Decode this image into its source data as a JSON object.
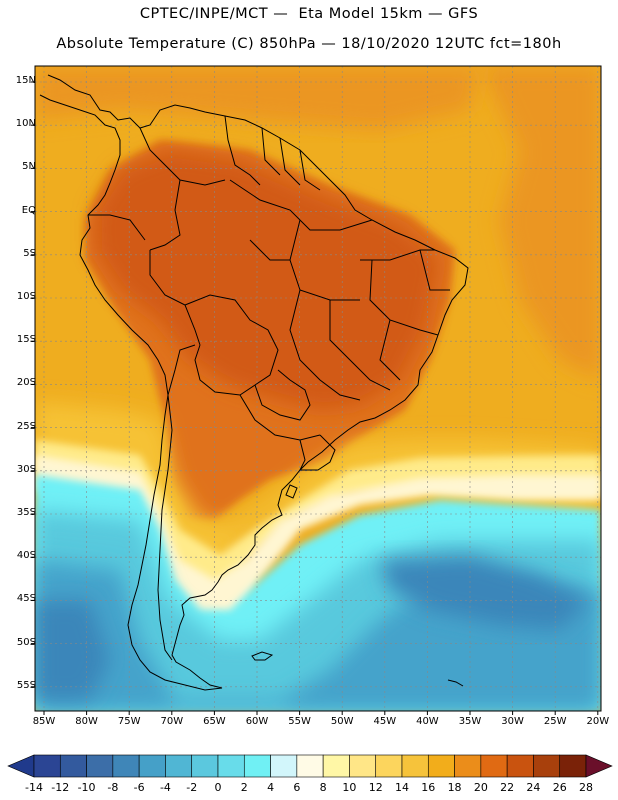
{
  "header": {
    "line1": "CPTEC/INPE/MCT —  Eta Model 15km — GFS",
    "line2": "Absolute Temperature (C) 850hPa — 18/10/2020 12UTC fct=180h"
  },
  "lat_labels": [
    "15N",
    "10N",
    "5N",
    "EQ",
    "5S",
    "10S",
    "15S",
    "20S",
    "25S",
    "30S",
    "35S",
    "40S",
    "45S",
    "50S",
    "55S"
  ],
  "lon_labels": [
    "85W",
    "80W",
    "75W",
    "70W",
    "65W",
    "60W",
    "55W",
    "50W",
    "45W",
    "40W",
    "35W",
    "30W",
    "25W",
    "20W"
  ],
  "colorbar": {
    "labels": [
      "-14",
      "-12",
      "-10",
      "-8",
      "-6",
      "-4",
      "-2",
      "0",
      "2",
      "4",
      "6",
      "8",
      "10",
      "12",
      "14",
      "16",
      "18",
      "20",
      "22",
      "24",
      "26",
      "28"
    ],
    "colors": [
      "#2b4594",
      "#335a9e",
      "#3c6ea8",
      "#3f86b8",
      "#45a0c8",
      "#50b6d4",
      "#5bc8de",
      "#68dcea",
      "#70f0f4",
      "#d2f6fb",
      "#fffbe6",
      "#fff7a6",
      "#ffe687",
      "#fcd55d",
      "#f6c33b",
      "#f2ad1b",
      "#eb8d1a",
      "#e06a13",
      "#c9530f",
      "#a8400c",
      "#7a2208"
    ],
    "under_color": "#203a8c",
    "over_color": "#6a0f2a"
  },
  "map_colors": {
    "ocean_warm": "#efad1f",
    "ocean_orange": "#eb9624",
    "land_warm": "#e0721c",
    "land_hot": "#d25a18",
    "mid_yellow": "#f6c234",
    "light_yellow": "#ffeb8a",
    "cream": "#fff6d2",
    "cyan": "#6ff0f6",
    "blue_light": "#59c9dd",
    "blue_mid": "#45a3cb",
    "blue_dark": "#3a86ba"
  }
}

------------------------------

• _What the task asks_
Ignore the images and quote every line of the listing exactly.

• _Complete output_
Decode this image into its source data as a JSON object.
{
  "header": {
    "line1": "CPTEC/INPE/MCT —  Eta Model 15km — GFS",
    "line2": "Absolute Temperature (C) 850hPa — 18/10/2020 12UTC fct=180h"
  },
  "lat_labels": [
    "15N",
    "10N",
    "5N",
    "EQ",
    "5S",
    "10S",
    "15S",
    "20S",
    "25S",
    "30S",
    "35S",
    "40S",
    "45S",
    "50S",
    "55S"
  ],
  "lon_labels": [
    "85W",
    "80W",
    "75W",
    "70W",
    "65W",
    "60W",
    "55W",
    "50W",
    "45W",
    "40W",
    "35W",
    "30W",
    "25W",
    "20W"
  ],
  "colorbar": {
    "labels": [
      "-14",
      "-12",
      "-10",
      "-8",
      "-6",
      "-4",
      "-2",
      "0",
      "2",
      "4",
      "6",
      "8",
      "10",
      "12",
      "14",
      "16",
      "18",
      "20",
      "22",
      "24",
      "26",
      "28"
    ],
    "colors": [
      "#2b4594",
      "#335a9e",
      "#3c6ea8",
      "#3f86b8",
      "#45a0c8",
      "#50b6d4",
      "#5bc8de",
      "#68dcea",
      "#70f0f4",
      "#d2f6fb",
      "#fffbe6",
      "#fff7a6",
      "#ffe687",
      "#fcd55d",
      "#f6c33b",
      "#f2ad1b",
      "#eb8d1a",
      "#e06a13",
      "#c9530f",
      "#a8400c",
      "#7a2208"
    ],
    "under_color": "#203a8c",
    "over_color": "#6a0f2a"
  },
  "map_colors": {
    "ocean_warm": "#efad1f",
    "ocean_orange": "#eb9624",
    "land_warm": "#e0721c",
    "land_hot": "#d25a18",
    "mid_yellow": "#f6c234",
    "light_yellow": "#ffeb8a",
    "cream": "#fff6d2",
    "cyan": "#6ff0f6",
    "blue_light": "#59c9dd",
    "blue_mid": "#45a3cb",
    "blue_dark": "#3a86ba"
  }
}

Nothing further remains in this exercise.